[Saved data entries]
%%

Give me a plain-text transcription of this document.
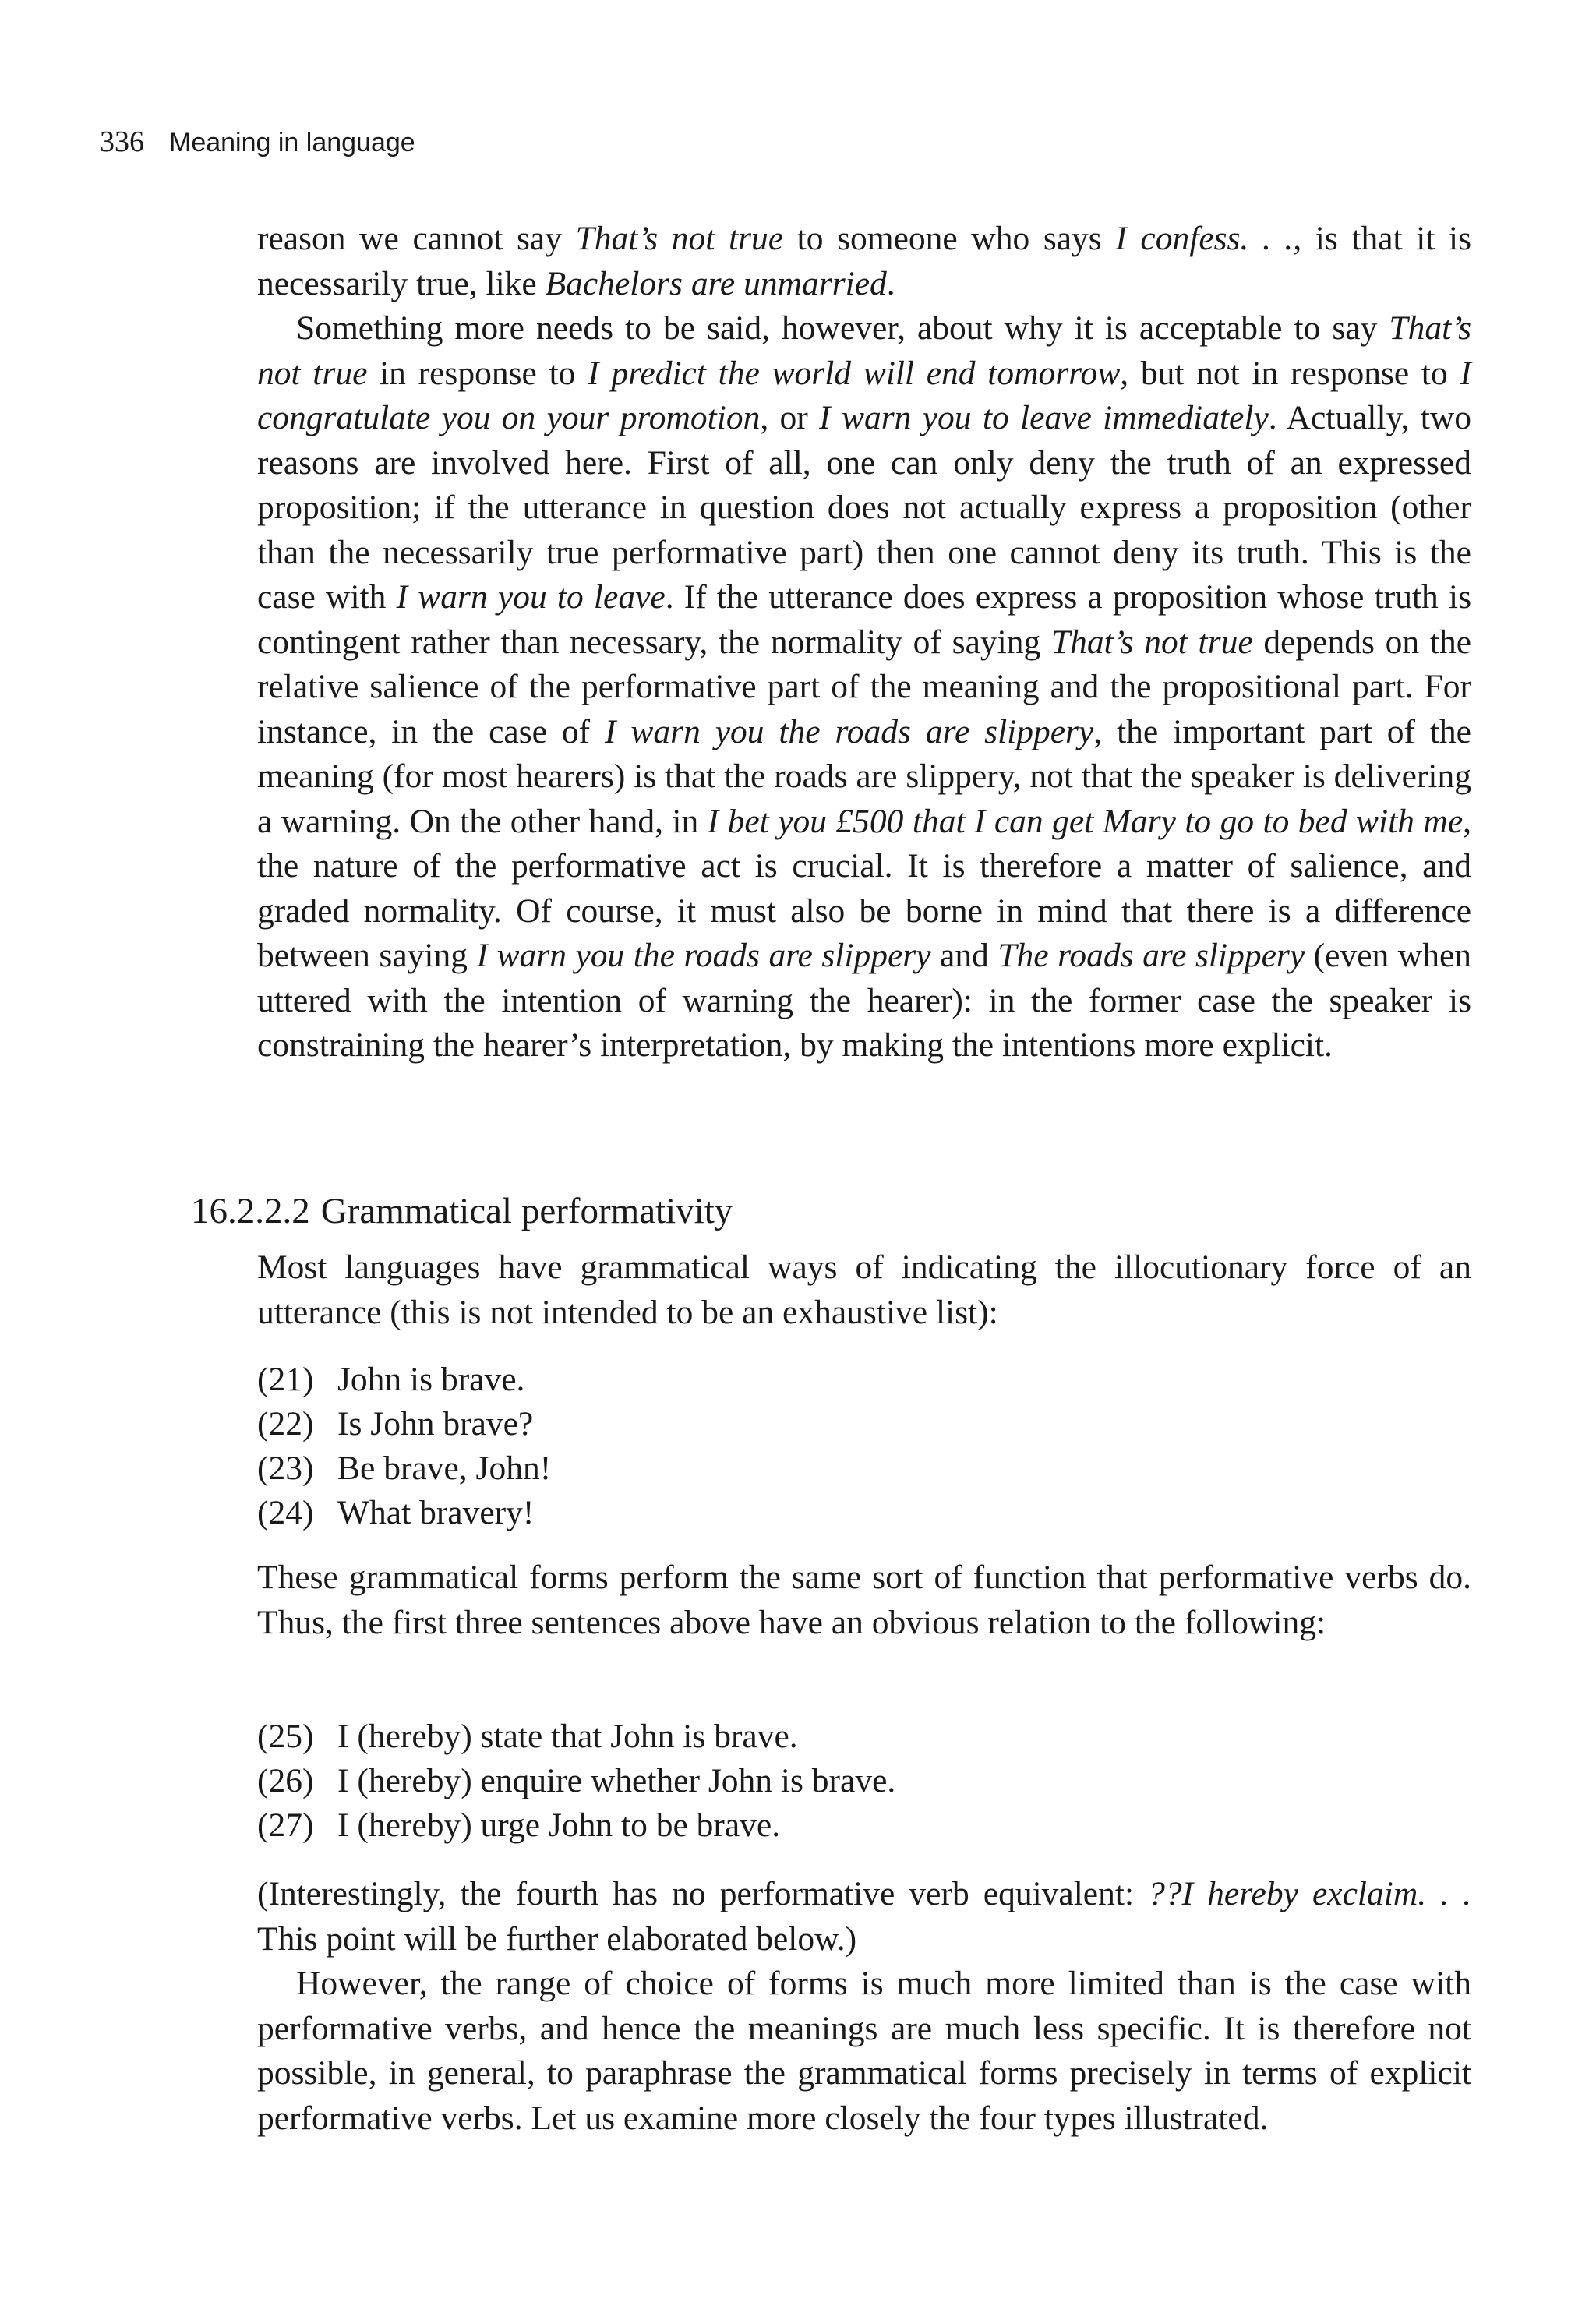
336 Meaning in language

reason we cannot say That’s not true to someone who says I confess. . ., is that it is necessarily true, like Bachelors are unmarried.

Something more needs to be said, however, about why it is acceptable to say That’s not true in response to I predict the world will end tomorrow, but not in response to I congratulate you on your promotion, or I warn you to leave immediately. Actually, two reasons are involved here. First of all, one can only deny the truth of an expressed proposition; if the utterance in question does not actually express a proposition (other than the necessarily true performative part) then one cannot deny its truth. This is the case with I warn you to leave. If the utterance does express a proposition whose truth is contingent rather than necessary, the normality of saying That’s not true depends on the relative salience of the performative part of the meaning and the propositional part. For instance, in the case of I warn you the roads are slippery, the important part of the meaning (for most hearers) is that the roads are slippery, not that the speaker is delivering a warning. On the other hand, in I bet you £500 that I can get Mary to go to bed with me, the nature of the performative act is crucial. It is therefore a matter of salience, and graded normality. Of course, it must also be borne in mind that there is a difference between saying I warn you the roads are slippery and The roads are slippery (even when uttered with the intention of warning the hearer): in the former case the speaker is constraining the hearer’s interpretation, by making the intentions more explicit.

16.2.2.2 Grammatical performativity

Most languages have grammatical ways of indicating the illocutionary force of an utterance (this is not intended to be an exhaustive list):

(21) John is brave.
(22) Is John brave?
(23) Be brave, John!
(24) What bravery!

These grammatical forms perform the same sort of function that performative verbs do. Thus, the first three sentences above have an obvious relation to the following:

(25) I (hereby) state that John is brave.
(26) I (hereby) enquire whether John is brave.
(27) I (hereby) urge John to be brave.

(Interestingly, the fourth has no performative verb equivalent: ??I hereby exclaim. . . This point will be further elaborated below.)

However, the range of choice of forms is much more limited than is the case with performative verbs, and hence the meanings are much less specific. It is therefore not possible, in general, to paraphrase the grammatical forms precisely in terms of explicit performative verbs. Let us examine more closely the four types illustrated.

%%
%%

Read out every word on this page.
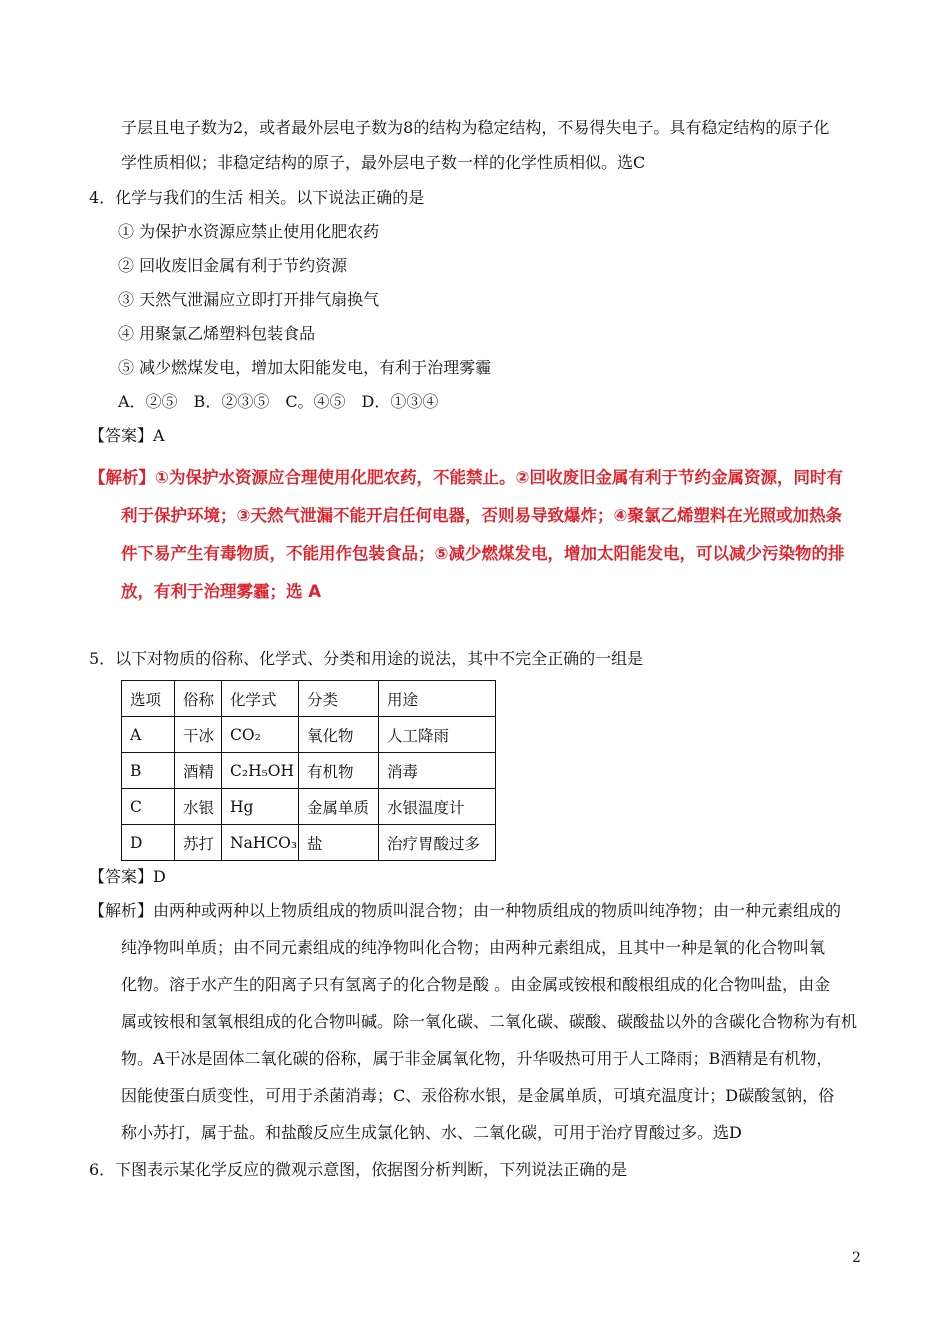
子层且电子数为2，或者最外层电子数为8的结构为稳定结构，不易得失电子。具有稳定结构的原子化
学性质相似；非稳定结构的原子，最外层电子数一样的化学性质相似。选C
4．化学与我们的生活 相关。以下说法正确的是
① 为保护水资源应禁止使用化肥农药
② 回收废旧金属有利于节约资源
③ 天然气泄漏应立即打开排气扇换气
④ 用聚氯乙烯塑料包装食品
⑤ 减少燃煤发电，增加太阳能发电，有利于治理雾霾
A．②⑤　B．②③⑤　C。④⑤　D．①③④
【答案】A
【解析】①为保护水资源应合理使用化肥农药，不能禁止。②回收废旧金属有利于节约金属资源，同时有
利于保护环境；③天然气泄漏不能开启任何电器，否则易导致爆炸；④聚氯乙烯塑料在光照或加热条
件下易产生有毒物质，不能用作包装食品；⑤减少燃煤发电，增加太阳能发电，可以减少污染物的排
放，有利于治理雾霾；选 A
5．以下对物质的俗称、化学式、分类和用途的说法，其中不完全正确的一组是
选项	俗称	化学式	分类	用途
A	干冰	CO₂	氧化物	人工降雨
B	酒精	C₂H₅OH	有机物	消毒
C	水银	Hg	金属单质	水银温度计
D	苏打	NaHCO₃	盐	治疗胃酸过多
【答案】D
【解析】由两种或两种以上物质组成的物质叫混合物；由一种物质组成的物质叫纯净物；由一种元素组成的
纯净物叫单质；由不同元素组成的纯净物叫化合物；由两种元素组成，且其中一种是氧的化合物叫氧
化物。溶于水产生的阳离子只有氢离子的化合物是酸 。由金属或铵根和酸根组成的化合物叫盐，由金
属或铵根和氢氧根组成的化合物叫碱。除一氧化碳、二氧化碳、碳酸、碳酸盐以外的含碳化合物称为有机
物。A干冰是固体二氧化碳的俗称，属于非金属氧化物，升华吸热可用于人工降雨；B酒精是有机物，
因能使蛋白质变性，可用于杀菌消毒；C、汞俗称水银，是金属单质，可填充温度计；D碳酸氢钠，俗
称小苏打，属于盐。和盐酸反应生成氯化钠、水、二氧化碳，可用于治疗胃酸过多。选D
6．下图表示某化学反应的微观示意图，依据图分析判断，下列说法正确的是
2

%%
%%

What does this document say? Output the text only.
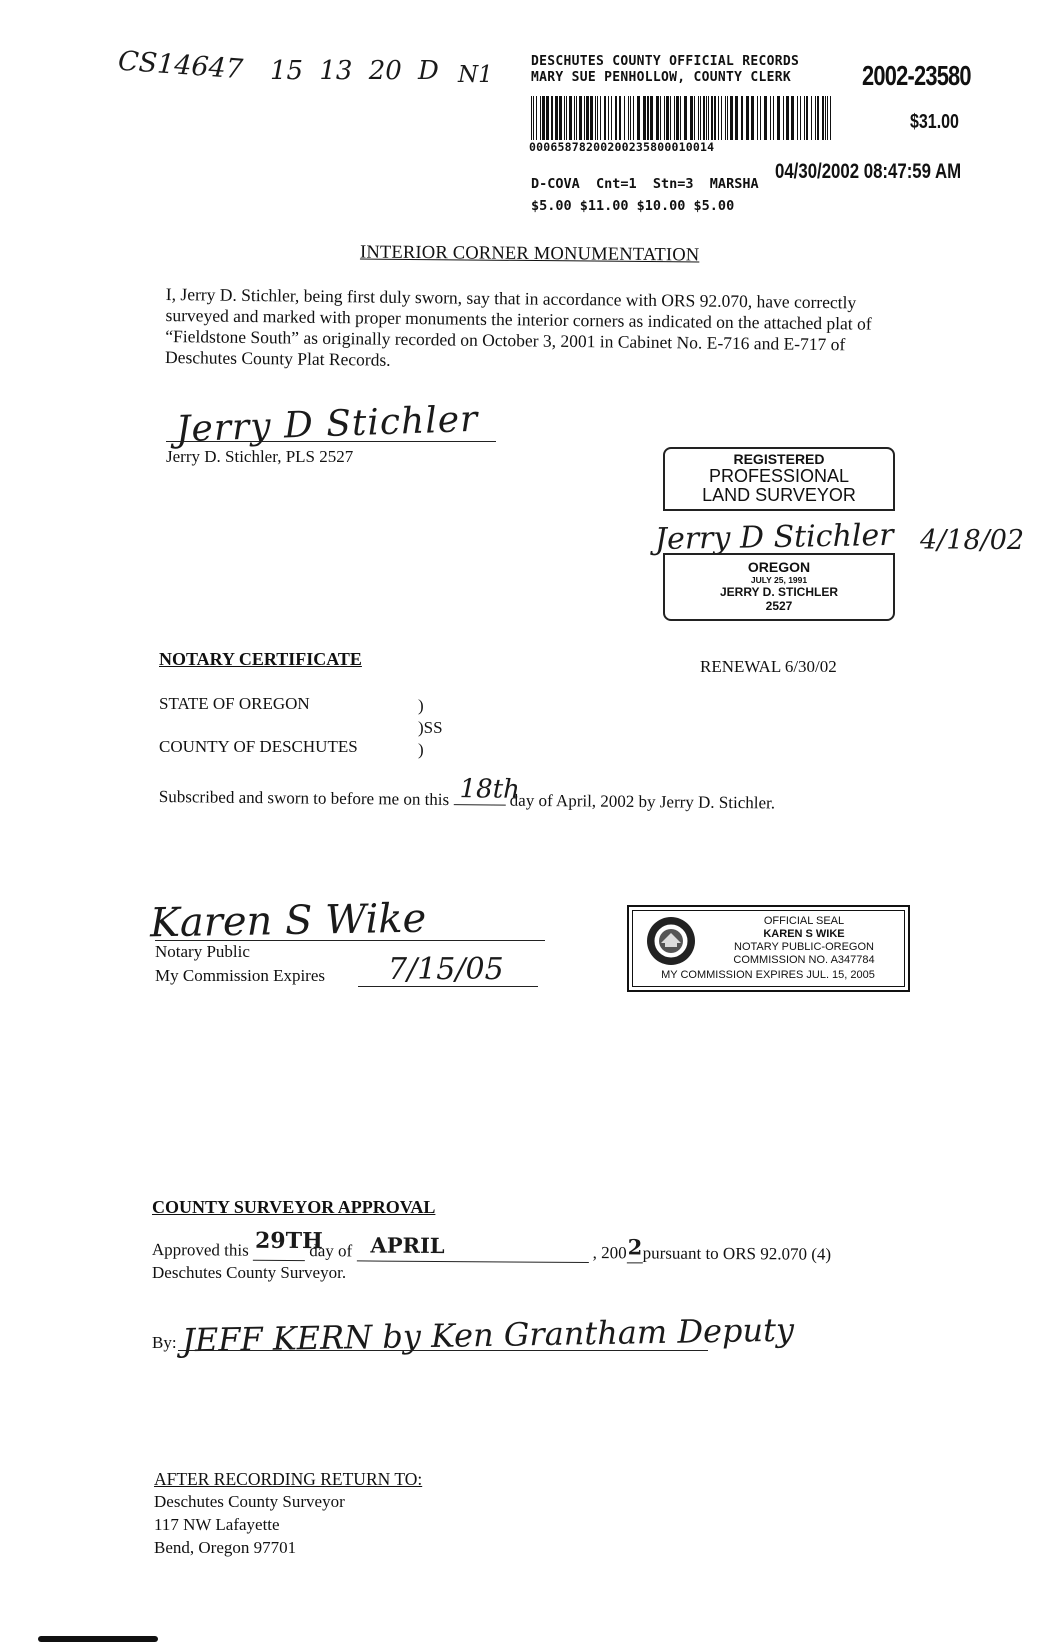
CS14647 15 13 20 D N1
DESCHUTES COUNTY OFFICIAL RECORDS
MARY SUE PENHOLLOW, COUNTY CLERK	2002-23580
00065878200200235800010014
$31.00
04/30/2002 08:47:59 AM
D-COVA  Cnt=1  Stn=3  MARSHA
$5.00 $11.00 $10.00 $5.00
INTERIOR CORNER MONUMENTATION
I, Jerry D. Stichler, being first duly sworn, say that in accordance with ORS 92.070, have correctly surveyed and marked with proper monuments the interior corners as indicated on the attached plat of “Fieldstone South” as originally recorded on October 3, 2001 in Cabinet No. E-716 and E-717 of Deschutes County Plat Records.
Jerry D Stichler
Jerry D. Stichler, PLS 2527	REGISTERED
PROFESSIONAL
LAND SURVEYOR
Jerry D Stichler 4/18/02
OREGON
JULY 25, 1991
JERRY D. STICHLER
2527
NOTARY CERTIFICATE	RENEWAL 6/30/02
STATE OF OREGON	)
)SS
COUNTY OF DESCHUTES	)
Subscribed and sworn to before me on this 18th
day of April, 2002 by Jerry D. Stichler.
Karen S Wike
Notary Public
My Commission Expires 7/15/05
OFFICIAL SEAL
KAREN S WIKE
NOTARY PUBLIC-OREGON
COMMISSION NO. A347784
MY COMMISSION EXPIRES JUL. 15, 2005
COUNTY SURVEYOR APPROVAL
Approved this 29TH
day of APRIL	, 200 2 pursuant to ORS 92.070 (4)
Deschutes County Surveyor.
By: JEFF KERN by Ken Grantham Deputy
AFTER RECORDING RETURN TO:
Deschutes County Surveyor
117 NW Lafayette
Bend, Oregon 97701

%%

## GIVEN EXERCISE
Copy each line of the records above that carries the word "有利于治理雾霾".

## THE OUTPUT
⑤ 减少燃煤发电，增加太阳能发电，有利于治理雾霾
放，有利于治理雾霾；选 A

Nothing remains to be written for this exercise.